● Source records
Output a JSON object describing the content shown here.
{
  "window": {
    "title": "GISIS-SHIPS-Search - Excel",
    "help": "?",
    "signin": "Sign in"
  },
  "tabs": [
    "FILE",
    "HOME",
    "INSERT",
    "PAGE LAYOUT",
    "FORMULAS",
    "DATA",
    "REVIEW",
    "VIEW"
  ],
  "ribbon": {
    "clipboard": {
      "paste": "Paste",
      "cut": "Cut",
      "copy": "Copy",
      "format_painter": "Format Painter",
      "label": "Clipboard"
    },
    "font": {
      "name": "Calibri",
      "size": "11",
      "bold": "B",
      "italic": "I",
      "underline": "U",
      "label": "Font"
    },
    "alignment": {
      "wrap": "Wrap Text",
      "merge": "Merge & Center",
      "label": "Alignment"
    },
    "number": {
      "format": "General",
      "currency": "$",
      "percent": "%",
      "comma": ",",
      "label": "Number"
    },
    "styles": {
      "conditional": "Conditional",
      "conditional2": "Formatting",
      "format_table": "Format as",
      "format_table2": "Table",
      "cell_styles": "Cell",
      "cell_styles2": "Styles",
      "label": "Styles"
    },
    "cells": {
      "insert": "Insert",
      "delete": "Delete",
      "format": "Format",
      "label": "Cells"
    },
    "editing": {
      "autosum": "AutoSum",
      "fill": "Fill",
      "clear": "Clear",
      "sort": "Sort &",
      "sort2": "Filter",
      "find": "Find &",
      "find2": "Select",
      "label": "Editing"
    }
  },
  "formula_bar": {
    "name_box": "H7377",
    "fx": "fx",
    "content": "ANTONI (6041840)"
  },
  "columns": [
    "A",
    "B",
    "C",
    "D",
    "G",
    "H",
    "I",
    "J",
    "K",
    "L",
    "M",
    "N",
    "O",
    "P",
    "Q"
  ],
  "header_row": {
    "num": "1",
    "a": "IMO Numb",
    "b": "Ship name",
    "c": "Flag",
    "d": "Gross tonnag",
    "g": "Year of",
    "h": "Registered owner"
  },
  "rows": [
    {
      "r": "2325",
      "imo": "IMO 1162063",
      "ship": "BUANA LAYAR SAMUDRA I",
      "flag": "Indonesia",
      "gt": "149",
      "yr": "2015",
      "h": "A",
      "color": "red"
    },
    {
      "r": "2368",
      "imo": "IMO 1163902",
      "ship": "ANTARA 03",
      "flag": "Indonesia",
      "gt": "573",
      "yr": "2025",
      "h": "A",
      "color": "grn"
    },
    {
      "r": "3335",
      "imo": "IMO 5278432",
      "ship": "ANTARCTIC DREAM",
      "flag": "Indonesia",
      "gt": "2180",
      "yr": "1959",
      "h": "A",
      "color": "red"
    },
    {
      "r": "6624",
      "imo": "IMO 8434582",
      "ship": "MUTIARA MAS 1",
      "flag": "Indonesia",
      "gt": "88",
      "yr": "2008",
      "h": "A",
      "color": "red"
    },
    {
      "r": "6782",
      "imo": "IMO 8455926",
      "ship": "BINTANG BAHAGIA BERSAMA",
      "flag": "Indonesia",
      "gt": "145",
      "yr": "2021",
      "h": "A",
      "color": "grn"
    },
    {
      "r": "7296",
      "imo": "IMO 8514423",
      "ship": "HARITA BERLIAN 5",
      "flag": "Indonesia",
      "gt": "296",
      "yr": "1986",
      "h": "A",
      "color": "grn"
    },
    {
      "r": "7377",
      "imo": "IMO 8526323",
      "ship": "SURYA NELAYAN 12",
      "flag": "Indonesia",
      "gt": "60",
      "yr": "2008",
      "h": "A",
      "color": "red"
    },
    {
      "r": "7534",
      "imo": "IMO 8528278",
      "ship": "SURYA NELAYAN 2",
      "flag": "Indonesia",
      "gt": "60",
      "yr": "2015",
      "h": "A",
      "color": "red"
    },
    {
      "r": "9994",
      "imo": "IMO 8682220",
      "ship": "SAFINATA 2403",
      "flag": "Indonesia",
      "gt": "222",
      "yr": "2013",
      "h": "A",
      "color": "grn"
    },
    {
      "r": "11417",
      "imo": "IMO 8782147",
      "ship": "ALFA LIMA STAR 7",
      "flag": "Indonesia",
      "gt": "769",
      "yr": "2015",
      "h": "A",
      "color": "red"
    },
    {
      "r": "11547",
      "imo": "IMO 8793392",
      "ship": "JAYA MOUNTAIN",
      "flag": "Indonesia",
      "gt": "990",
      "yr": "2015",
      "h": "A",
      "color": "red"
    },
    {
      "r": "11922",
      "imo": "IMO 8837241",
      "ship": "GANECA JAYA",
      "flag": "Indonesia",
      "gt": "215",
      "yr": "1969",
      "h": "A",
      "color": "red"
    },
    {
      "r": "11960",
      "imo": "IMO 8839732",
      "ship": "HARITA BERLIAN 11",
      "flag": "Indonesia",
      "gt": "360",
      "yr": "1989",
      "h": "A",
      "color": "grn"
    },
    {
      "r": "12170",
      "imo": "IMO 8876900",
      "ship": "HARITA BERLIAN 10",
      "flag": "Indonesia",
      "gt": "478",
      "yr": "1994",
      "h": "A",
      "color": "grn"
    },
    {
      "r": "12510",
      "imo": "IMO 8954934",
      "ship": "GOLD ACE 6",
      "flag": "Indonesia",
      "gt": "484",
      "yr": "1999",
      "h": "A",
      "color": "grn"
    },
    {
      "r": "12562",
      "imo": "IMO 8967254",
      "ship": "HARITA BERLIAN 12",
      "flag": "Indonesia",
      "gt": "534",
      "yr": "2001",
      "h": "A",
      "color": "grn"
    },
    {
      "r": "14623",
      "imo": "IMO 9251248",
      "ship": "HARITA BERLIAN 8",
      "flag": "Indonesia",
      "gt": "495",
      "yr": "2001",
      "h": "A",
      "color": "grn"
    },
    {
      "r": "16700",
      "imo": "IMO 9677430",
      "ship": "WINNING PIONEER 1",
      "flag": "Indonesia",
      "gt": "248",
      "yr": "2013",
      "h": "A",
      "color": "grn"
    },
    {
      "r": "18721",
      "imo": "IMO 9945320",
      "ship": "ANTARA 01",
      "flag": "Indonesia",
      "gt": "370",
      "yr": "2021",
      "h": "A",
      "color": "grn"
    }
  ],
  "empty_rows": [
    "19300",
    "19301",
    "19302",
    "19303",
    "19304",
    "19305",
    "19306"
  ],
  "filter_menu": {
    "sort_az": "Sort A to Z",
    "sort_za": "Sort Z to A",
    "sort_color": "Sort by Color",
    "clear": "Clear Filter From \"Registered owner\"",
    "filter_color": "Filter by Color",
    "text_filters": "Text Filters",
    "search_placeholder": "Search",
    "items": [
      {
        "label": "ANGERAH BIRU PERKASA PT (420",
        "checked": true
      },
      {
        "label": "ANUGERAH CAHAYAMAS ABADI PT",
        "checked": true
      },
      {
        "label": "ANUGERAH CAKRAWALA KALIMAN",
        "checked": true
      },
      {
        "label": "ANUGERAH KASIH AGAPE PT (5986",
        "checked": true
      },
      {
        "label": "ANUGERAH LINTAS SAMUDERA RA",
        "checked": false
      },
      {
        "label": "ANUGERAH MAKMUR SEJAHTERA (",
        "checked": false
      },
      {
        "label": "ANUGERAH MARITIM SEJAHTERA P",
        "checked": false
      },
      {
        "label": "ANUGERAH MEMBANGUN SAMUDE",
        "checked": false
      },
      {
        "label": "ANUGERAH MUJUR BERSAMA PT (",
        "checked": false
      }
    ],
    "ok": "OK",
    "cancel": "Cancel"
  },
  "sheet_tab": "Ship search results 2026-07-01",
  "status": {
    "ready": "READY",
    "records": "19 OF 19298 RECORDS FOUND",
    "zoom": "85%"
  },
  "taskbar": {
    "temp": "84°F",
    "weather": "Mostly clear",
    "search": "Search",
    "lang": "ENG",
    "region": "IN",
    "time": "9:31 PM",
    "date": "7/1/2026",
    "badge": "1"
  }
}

● EXERCISE TASK
Search the listing for the string "BERSAMA". Copy each line where it turns up.

● RESULT
      "ship": "BINTANG BAHAGIA BERSAMA",
        "label": "ANUGERAH MUJUR BERSAMA PT (",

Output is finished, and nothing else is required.